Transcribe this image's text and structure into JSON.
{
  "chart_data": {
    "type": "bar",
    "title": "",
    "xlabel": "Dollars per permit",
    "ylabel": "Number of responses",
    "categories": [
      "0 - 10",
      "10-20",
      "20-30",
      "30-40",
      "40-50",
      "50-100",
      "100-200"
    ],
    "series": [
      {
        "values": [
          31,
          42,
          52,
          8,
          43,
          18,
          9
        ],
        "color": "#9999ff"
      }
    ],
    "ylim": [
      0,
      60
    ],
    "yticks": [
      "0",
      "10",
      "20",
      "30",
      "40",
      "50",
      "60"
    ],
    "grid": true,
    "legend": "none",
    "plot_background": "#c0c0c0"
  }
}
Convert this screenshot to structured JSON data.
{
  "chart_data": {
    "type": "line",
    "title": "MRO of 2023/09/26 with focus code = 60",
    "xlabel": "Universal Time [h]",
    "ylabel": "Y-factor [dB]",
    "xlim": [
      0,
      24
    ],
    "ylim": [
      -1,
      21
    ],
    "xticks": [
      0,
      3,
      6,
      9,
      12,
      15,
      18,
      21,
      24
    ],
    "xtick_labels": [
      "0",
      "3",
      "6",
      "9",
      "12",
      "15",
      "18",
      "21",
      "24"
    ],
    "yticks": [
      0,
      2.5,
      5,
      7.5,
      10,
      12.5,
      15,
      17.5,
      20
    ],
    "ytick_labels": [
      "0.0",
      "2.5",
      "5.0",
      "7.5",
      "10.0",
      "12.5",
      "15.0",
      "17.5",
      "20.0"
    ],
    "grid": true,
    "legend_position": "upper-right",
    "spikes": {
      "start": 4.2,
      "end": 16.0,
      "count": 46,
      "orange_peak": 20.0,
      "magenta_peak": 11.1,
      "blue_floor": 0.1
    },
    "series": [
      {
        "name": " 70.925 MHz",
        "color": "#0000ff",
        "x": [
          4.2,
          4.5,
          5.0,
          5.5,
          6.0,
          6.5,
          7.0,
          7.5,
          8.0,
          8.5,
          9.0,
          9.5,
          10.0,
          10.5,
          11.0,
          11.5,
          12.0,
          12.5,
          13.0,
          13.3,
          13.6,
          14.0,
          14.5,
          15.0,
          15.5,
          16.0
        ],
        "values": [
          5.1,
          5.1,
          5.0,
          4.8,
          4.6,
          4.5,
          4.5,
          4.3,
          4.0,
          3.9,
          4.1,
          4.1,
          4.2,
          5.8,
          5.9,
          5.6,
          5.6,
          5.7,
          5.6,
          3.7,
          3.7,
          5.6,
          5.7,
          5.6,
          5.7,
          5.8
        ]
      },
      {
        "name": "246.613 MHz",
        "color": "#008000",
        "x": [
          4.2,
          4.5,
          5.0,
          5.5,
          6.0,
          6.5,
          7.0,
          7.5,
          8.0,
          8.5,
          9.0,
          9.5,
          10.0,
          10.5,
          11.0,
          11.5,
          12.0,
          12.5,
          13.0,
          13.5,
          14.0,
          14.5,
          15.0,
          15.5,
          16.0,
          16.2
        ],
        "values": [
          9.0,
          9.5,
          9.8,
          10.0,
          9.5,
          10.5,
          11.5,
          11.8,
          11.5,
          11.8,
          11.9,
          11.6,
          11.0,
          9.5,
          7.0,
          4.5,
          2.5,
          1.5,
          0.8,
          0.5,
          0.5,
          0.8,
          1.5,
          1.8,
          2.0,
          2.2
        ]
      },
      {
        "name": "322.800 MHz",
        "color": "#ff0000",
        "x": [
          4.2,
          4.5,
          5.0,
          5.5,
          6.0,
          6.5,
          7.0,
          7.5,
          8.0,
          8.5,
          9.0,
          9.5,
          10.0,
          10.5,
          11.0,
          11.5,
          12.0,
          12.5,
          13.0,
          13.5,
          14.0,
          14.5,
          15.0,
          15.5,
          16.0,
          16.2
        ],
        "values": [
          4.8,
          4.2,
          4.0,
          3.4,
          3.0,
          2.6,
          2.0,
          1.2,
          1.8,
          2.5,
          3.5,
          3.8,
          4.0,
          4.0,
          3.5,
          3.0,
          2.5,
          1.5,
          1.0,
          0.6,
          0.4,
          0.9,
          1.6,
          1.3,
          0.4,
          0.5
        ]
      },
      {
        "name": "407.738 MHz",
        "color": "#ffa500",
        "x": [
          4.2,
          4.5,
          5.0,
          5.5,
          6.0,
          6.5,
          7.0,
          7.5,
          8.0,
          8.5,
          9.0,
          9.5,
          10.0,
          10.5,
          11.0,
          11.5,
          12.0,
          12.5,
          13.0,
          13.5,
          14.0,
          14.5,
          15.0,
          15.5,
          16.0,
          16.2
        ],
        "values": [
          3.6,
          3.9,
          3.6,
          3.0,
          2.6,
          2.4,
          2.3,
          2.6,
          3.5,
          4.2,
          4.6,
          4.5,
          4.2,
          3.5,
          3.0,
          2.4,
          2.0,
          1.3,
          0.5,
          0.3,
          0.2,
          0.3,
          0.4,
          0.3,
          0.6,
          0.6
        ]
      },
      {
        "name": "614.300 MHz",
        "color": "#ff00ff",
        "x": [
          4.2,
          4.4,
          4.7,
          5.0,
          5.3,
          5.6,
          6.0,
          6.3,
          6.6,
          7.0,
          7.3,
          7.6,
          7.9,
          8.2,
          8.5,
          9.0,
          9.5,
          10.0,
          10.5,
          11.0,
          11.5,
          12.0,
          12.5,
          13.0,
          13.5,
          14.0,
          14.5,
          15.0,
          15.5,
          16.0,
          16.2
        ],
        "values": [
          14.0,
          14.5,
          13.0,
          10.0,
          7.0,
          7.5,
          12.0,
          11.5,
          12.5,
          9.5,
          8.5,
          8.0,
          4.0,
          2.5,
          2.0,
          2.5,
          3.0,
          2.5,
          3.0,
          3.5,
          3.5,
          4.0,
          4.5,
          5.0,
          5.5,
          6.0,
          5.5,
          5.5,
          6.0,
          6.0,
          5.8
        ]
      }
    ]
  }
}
***
_Directions for this task_
Copy out all the entries shown above, character for character.

_Exercise output_
Transcribe this image's text and structure into JSON.
{
  "chart_data": {
    "type": "bar",
    "title": "",
    "xlabel": "Dollars per permit",
    "ylabel": "Number of responses",
    "categories": [
      "0 - 10",
      "10-20",
      "20-30",
      "30-40",
      "40-50",
      "50-100",
      "100-200"
    ],
    "series": [
      {
        "values": [
          31,
          42,
          52,
          8,
          43,
          18,
          9
        ],
        "color": "#9999ff"
      }
    ],
    "ylim": [
      0,
      60
    ],
    "yticks": [
      "0",
      "10",
      "20",
      "30",
      "40",
      "50",
      "60"
    ],
    "grid": true,
    "legend": "none",
    "plot_background": "#c0c0c0"
  }
}
Convert this screenshot to structured JSON data.
{
  "chart_data": {
    "type": "line",
    "title": "MRO of 2023/09/26 with focus code = 60",
    "xlabel": "Universal Time [h]",
    "ylabel": "Y-factor [dB]",
    "xlim": [
      0,
      24
    ],
    "ylim": [
      -1,
      21
    ],
    "xticks": [
      0,
      3,
      6,
      9,
      12,
      15,
      18,
      21,
      24
    ],
    "xtick_labels": [
      "0",
      "3",
      "6",
      "9",
      "12",
      "15",
      "18",
      "21",
      "24"
    ],
    "yticks": [
      0,
      2.5,
      5,
      7.5,
      10,
      12.5,
      15,
      17.5,
      20
    ],
    "ytick_labels": [
      "0.0",
      "2.5",
      "5.0",
      "7.5",
      "10.0",
      "12.5",
      "15.0",
      "17.5",
      "20.0"
    ],
    "grid": true,
    "legend_position": "upper-right",
    "spikes": {
      "start": 4.2,
      "end": 16.0,
      "count": 46,
      "orange_peak": 20.0,
      "magenta_peak": 11.1,
      "blue_floor": 0.1
    },
    "series": [
      {
        "name": " 70.925 MHz",
        "color": "#0000ff",
        "x": [
          4.2,
          4.5,
          5.0,
          5.5,
          6.0,
          6.5,
          7.0,
          7.5,
          8.0,
          8.5,
          9.0,
          9.5,
          10.0,
          10.5,
          11.0,
          11.5,
          12.0,
          12.5,
          13.0,
          13.3,
          13.6,
          14.0,
          14.5,
          15.0,
          15.5,
          16.0
        ],
        "values": [
          5.1,
          5.1,
          5.0,
          4.8,
          4.6,
          4.5,
          4.5,
          4.3,
          4.0,
          3.9,
          4.1,
          4.1,
          4.2,
          5.8,
          5.9,
          5.6,
          5.6,
          5.7,
          5.6,
          3.7,
          3.7,
          5.6,
          5.7,
          5.6,
          5.7,
          5.8
        ]
      },
      {
        "name": "246.613 MHz",
        "color": "#008000",
        "x": [
          4.2,
          4.5,
          5.0,
          5.5,
          6.0,
          6.5,
          7.0,
          7.5,
          8.0,
          8.5,
          9.0,
          9.5,
          10.0,
          10.5,
          11.0,
          11.5,
          12.0,
          12.5,
          13.0,
          13.5,
          14.0,
          14.5,
          15.0,
          15.5,
          16.0,
          16.2
        ],
        "values": [
          9.0,
          9.5,
          9.8,
          10.0,
          9.5,
          10.5,
          11.5,
          11.8,
          11.5,
          11.8,
          11.9,
          11.6,
          11.0,
          9.5,
          7.0,
          4.5,
          2.5,
          1.5,
          0.8,
          0.5,
          0.5,
          0.8,
          1.5,
          1.8,
          2.0,
          2.2
        ]
      },
      {
        "name": "322.800 MHz",
        "color": "#ff0000",
        "x": [
          4.2,
          4.5,
          5.0,
          5.5,
          6.0,
          6.5,
          7.0,
          7.5,
          8.0,
          8.5,
          9.0,
          9.5,
          10.0,
          10.5,
          11.0,
          11.5,
          12.0,
          12.5,
          13.0,
          13.5,
          14.0,
          14.5,
          15.0,
          15.5,
          16.0,
          16.2
        ],
        "values": [
          4.8,
          4.2,
          4.0,
          3.4,
          3.0,
          2.6,
          2.0,
          1.2,
          1.8,
          2.5,
          3.5,
          3.8,
          4.0,
          4.0,
          3.5,
          3.0,
          2.5,
          1.5,
          1.0,
          0.6,
          0.4,
          0.9,
          1.6,
          1.3,
          0.4,
          0.5
        ]
      },
      {
        "name": "407.738 MHz",
        "color": "#ffa500",
        "x": [
          4.2,
          4.5,
          5.0,
          5.5,
          6.0,
          6.5,
          7.0,
          7.5,
          8.0,
          8.5,
          9.0,
          9.5,
          10.0,
          10.5,
          11.0,
          11.5,
          12.0,
          12.5,
          13.0,
          13.5,
          14.0,
          14.5,
          15.0,
          15.5,
          16.0,
          16.2
        ],
        "values": [
          3.6,
          3.9,
          3.6,
          3.0,
          2.6,
          2.4,
          2.3,
          2.6,
          3.5,
          4.2,
          4.6,
          4.5,
          4.2,
          3.5,
          3.0,
          2.4,
          2.0,
          1.3,
          0.5,
          0.3,
          0.2,
          0.3,
          0.4,
          0.3,
          0.6,
          0.6
        ]
      },
      {
        "name": "614.300 MHz",
        "color": "#ff00ff",
        "x": [
          4.2,
          4.4,
          4.7,
          5.0,
          5.3,
          5.6,
          6.0,
          6.3,
          6.6,
          7.0,
          7.3,
          7.6,
          7.9,
          8.2,
          8.5,
          9.0,
          9.5,
          10.0,
          10.5,
          11.0,
          11.5,
          12.0,
          12.5,
          13.0,
          13.5,
          14.0,
          14.5,
          15.0,
          15.5,
          16.0,
          16.2
        ],
        "values": [
          14.0,
          14.5,
          13.0,
          10.0,
          7.0,
          7.5,
          12.0,
          11.5,
          12.5,
          9.5,
          8.5,
          8.0,
          4.0,
          2.5,
          2.0,
          2.5,
          3.0,
          2.5,
          3.0,
          3.5,
          3.5,
          4.0,
          4.5,
          5.0,
          5.5,
          6.0,
          5.5,
          5.5,
          6.0,
          6.0,
          5.8
        ]
      }
    ]
  }
}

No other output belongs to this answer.